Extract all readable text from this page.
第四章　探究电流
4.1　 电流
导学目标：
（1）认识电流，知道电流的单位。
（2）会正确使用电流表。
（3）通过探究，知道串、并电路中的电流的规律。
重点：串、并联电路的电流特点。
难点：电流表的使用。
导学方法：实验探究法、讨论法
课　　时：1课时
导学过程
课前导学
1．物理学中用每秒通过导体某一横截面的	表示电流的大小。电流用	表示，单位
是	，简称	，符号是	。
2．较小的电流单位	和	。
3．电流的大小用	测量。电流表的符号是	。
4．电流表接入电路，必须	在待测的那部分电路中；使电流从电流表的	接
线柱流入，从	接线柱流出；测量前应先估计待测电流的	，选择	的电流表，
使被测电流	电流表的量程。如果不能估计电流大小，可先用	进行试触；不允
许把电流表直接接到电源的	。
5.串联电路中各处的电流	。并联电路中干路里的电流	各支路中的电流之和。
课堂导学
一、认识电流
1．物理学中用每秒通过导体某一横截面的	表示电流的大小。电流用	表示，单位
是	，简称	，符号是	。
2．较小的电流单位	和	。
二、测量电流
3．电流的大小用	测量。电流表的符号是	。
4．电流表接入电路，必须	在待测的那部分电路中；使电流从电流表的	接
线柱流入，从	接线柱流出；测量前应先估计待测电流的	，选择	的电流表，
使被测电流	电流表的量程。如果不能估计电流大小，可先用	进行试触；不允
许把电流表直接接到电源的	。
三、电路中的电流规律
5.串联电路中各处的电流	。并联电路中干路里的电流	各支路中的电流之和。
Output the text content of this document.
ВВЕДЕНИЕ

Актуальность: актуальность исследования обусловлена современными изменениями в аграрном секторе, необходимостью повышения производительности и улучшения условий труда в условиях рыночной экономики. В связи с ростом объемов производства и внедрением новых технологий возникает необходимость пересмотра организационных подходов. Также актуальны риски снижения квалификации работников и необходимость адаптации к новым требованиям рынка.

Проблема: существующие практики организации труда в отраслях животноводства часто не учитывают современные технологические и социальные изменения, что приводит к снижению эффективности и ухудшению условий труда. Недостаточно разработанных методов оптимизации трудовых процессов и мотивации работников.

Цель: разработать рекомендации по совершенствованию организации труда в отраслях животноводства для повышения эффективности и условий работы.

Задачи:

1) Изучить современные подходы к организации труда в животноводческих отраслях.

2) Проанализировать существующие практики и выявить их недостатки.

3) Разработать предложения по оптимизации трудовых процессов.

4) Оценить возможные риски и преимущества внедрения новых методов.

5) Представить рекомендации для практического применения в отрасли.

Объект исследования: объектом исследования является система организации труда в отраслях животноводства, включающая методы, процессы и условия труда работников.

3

Work to be completed:
Reproduce the entries above in full, verbatim.

Answer below:
Extract all readable text from this page.
第四章　探究电流
4.1　 电流
导学目标：
（1）认识电流，知道电流的单位。
（2）会正确使用电流表。
（3）通过探究，知道串、并电路中的电流的规律。
重点：串、并联电路的电流特点。
难点：电流表的使用。
导学方法：实验探究法、讨论法
课　　时：1课时
导学过程
课前导学
1．物理学中用每秒通过导体某一横截面的	表示电流的大小。电流用	表示，单位
是	，简称	，符号是	。
2．较小的电流单位	和	。
3．电流的大小用	测量。电流表的符号是	。
4．电流表接入电路，必须	在待测的那部分电路中；使电流从电流表的	接
线柱流入，从	接线柱流出；测量前应先估计待测电流的	，选择	的电流表，
使被测电流	电流表的量程。如果不能估计电流大小，可先用	进行试触；不允
许把电流表直接接到电源的	。
5.串联电路中各处的电流	。并联电路中干路里的电流	各支路中的电流之和。
课堂导学
一、认识电流
1．物理学中用每秒通过导体某一横截面的	表示电流的大小。电流用	表示，单位
是	，简称	，符号是	。
2．较小的电流单位	和	。
二、测量电流
3．电流的大小用	测量。电流表的符号是	。
4．电流表接入电路，必须	在待测的那部分电路中；使电流从电流表的	接
线柱流入，从	接线柱流出；测量前应先估计待测电流的	，选择	的电流表，
使被测电流	电流表的量程。如果不能估计电流大小，可先用	进行试触；不允
许把电流表直接接到电源的	。
三、电路中的电流规律
5.串联电路中各处的电流	。并联电路中干路里的电流	各支路中的电流之和。
Output the text content of this document.
ВВЕДЕНИЕ

Актуальность: актуальность исследования обусловлена современными изменениями в аграрном секторе, необходимостью повышения производительности и улучшения условий труда в условиях рыночной экономики. В связи с ростом объемов производства и внедрением новых технологий возникает необходимость пересмотра организационных подходов. Также актуальны риски снижения квалификации работников и необходимость адаптации к новым требованиям рынка.

Проблема: существующие практики организации труда в отраслях животноводства часто не учитывают современные технологические и социальные изменения, что приводит к снижению эффективности и ухудшению условий труда. Недостаточно разработанных методов оптимизации трудовых процессов и мотивации работников.

Цель: разработать рекомендации по совершенствованию организации труда в отраслях животноводства для повышения эффективности и условий работы.

Задачи:

1) Изучить современные подходы к организации труда в животноводческих отраслях.

2) Проанализировать существующие практики и выявить их недостатки.

3) Разработать предложения по оптимизации трудовых процессов.

4) Оценить возможные риски и преимущества внедрения новых методов.

5) Представить рекомендации для практического применения в отрасли.

Объект исследования: объектом исследования является система организации труда в отраслях животноводства, включающая методы, процессы и условия труда работников.

3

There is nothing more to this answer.